■ Records provided
■ ■ ■ ■

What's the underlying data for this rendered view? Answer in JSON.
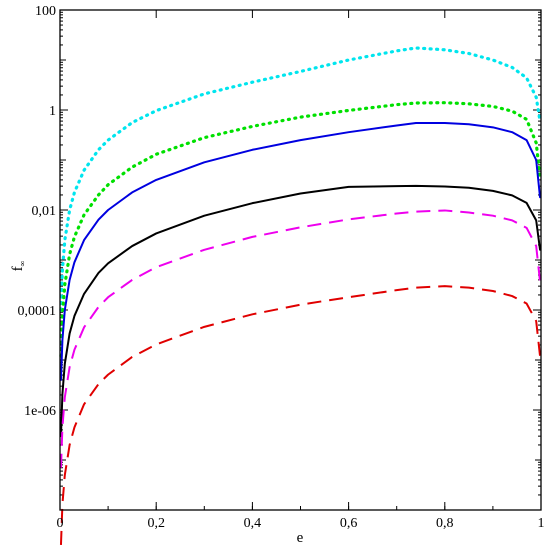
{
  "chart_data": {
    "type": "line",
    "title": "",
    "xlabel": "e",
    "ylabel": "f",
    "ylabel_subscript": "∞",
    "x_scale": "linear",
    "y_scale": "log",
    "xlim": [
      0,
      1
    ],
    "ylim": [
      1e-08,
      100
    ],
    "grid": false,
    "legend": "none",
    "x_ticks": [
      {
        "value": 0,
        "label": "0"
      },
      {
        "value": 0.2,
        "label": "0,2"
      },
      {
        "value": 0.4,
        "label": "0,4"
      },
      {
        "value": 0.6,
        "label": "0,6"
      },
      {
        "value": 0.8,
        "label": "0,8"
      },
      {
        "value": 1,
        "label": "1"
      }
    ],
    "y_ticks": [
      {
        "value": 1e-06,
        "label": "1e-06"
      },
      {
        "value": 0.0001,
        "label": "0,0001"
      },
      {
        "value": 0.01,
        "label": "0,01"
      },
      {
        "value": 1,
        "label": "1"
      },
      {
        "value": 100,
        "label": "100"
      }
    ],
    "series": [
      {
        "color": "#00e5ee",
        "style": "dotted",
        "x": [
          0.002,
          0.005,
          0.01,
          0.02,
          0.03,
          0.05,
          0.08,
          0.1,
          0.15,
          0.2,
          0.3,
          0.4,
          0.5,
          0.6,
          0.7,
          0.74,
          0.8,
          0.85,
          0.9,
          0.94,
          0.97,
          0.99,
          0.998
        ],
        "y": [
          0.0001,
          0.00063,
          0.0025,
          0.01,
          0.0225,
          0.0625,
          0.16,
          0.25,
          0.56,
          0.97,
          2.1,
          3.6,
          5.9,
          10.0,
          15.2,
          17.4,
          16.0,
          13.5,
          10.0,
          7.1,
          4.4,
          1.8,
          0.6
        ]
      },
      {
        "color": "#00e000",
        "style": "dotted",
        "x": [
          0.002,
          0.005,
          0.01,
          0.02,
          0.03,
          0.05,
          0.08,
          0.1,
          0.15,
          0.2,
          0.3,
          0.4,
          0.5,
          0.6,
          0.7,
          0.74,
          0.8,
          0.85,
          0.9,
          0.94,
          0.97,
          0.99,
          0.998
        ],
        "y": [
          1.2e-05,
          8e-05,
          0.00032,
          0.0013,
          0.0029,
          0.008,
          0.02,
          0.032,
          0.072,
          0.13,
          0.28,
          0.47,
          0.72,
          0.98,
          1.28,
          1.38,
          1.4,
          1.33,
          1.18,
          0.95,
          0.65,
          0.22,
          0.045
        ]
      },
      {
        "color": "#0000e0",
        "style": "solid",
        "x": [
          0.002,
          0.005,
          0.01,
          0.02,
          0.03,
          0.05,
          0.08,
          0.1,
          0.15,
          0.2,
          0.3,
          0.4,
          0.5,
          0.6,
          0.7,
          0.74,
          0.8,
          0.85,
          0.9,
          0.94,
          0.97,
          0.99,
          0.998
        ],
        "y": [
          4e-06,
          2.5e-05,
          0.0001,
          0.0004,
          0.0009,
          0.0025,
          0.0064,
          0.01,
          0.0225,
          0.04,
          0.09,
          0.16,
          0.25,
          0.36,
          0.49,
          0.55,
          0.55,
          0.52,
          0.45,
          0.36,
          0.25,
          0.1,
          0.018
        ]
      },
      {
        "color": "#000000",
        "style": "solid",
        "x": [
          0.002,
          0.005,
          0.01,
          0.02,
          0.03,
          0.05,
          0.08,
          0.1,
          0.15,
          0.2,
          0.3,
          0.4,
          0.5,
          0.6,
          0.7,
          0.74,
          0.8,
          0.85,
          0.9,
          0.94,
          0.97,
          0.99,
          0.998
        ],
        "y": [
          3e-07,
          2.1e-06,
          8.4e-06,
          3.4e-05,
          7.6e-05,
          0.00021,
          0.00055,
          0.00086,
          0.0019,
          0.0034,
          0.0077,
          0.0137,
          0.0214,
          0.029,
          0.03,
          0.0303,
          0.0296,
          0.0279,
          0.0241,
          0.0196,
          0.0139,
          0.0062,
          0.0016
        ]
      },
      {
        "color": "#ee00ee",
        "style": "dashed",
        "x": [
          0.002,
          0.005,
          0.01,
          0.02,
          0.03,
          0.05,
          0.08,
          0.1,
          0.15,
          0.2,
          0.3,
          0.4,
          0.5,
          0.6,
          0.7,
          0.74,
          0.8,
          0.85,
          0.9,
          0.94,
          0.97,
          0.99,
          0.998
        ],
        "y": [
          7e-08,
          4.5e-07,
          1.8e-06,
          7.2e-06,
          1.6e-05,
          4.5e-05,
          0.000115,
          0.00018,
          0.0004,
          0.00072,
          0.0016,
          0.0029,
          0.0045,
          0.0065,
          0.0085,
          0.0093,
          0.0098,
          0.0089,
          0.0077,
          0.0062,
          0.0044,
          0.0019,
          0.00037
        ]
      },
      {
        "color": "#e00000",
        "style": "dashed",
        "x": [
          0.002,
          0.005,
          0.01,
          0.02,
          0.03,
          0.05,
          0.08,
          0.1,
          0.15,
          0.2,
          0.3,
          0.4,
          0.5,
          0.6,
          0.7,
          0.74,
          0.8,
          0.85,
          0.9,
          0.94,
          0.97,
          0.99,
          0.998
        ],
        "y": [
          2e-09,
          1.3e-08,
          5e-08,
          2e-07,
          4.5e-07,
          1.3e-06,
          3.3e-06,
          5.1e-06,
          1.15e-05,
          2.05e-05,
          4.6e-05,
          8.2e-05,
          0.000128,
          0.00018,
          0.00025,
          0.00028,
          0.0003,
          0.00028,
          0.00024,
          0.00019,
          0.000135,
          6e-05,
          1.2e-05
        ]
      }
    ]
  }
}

■ ■ ■ ■

■ Set problem
Copy the material above exactly and drop the pictures.

■ Result of the task
What's the underlying data for this rendered view? Answer in JSON.
{
  "chart_data": {
    "type": "line",
    "title": "",
    "xlabel": "e",
    "ylabel": "f",
    "ylabel_subscript": "∞",
    "x_scale": "linear",
    "y_scale": "log",
    "xlim": [
      0,
      1
    ],
    "ylim": [
      1e-08,
      100
    ],
    "grid": false,
    "legend": "none",
    "x_ticks": [
      {
        "value": 0,
        "label": "0"
      },
      {
        "value": 0.2,
        "label": "0,2"
      },
      {
        "value": 0.4,
        "label": "0,4"
      },
      {
        "value": 0.6,
        "label": "0,6"
      },
      {
        "value": 0.8,
        "label": "0,8"
      },
      {
        "value": 1,
        "label": "1"
      }
    ],
    "y_ticks": [
      {
        "value": 1e-06,
        "label": "1e-06"
      },
      {
        "value": 0.0001,
        "label": "0,0001"
      },
      {
        "value": 0.01,
        "label": "0,01"
      },
      {
        "value": 1,
        "label": "1"
      },
      {
        "value": 100,
        "label": "100"
      }
    ],
    "series": [
      {
        "color": "#00e5ee",
        "style": "dotted",
        "x": [
          0.002,
          0.005,
          0.01,
          0.02,
          0.03,
          0.05,
          0.08,
          0.1,
          0.15,
          0.2,
          0.3,
          0.4,
          0.5,
          0.6,
          0.7,
          0.74,
          0.8,
          0.85,
          0.9,
          0.94,
          0.97,
          0.99,
          0.998
        ],
        "y": [
          0.0001,
          0.00063,
          0.0025,
          0.01,
          0.0225,
          0.0625,
          0.16,
          0.25,
          0.56,
          0.97,
          2.1,
          3.6,
          5.9,
          10.0,
          15.2,
          17.4,
          16.0,
          13.5,
          10.0,
          7.1,
          4.4,
          1.8,
          0.6
        ]
      },
      {
        "color": "#00e000",
        "style": "dotted",
        "x": [
          0.002,
          0.005,
          0.01,
          0.02,
          0.03,
          0.05,
          0.08,
          0.1,
          0.15,
          0.2,
          0.3,
          0.4,
          0.5,
          0.6,
          0.7,
          0.74,
          0.8,
          0.85,
          0.9,
          0.94,
          0.97,
          0.99,
          0.998
        ],
        "y": [
          1.2e-05,
          8e-05,
          0.00032,
          0.0013,
          0.0029,
          0.008,
          0.02,
          0.032,
          0.072,
          0.13,
          0.28,
          0.47,
          0.72,
          0.98,
          1.28,
          1.38,
          1.4,
          1.33,
          1.18,
          0.95,
          0.65,
          0.22,
          0.045
        ]
      },
      {
        "color": "#0000e0",
        "style": "solid",
        "x": [
          0.002,
          0.005,
          0.01,
          0.02,
          0.03,
          0.05,
          0.08,
          0.1,
          0.15,
          0.2,
          0.3,
          0.4,
          0.5,
          0.6,
          0.7,
          0.74,
          0.8,
          0.85,
          0.9,
          0.94,
          0.97,
          0.99,
          0.998
        ],
        "y": [
          4e-06,
          2.5e-05,
          0.0001,
          0.0004,
          0.0009,
          0.0025,
          0.0064,
          0.01,
          0.0225,
          0.04,
          0.09,
          0.16,
          0.25,
          0.36,
          0.49,
          0.55,
          0.55,
          0.52,
          0.45,
          0.36,
          0.25,
          0.1,
          0.018
        ]
      },
      {
        "color": "#000000",
        "style": "solid",
        "x": [
          0.002,
          0.005,
          0.01,
          0.02,
          0.03,
          0.05,
          0.08,
          0.1,
          0.15,
          0.2,
          0.3,
          0.4,
          0.5,
          0.6,
          0.7,
          0.74,
          0.8,
          0.85,
          0.9,
          0.94,
          0.97,
          0.99,
          0.998
        ],
        "y": [
          3e-07,
          2.1e-06,
          8.4e-06,
          3.4e-05,
          7.6e-05,
          0.00021,
          0.00055,
          0.00086,
          0.0019,
          0.0034,
          0.0077,
          0.0137,
          0.0214,
          0.029,
          0.03,
          0.0303,
          0.0296,
          0.0279,
          0.0241,
          0.0196,
          0.0139,
          0.0062,
          0.0016
        ]
      },
      {
        "color": "#ee00ee",
        "style": "dashed",
        "x": [
          0.002,
          0.005,
          0.01,
          0.02,
          0.03,
          0.05,
          0.08,
          0.1,
          0.15,
          0.2,
          0.3,
          0.4,
          0.5,
          0.6,
          0.7,
          0.74,
          0.8,
          0.85,
          0.9,
          0.94,
          0.97,
          0.99,
          0.998
        ],
        "y": [
          7e-08,
          4.5e-07,
          1.8e-06,
          7.2e-06,
          1.6e-05,
          4.5e-05,
          0.000115,
          0.00018,
          0.0004,
          0.00072,
          0.0016,
          0.0029,
          0.0045,
          0.0065,
          0.0085,
          0.0093,
          0.0098,
          0.0089,
          0.0077,
          0.0062,
          0.0044,
          0.0019,
          0.00037
        ]
      },
      {
        "color": "#e00000",
        "style": "dashed",
        "x": [
          0.002,
          0.005,
          0.01,
          0.02,
          0.03,
          0.05,
          0.08,
          0.1,
          0.15,
          0.2,
          0.3,
          0.4,
          0.5,
          0.6,
          0.7,
          0.74,
          0.8,
          0.85,
          0.9,
          0.94,
          0.97,
          0.99,
          0.998
        ],
        "y": [
          2e-09,
          1.3e-08,
          5e-08,
          2e-07,
          4.5e-07,
          1.3e-06,
          3.3e-06,
          5.1e-06,
          1.15e-05,
          2.05e-05,
          4.6e-05,
          8.2e-05,
          0.000128,
          0.00018,
          0.00025,
          0.00028,
          0.0003,
          0.00028,
          0.00024,
          0.00019,
          0.000135,
          6e-05,
          1.2e-05
        ]
      }
    ]
  }
}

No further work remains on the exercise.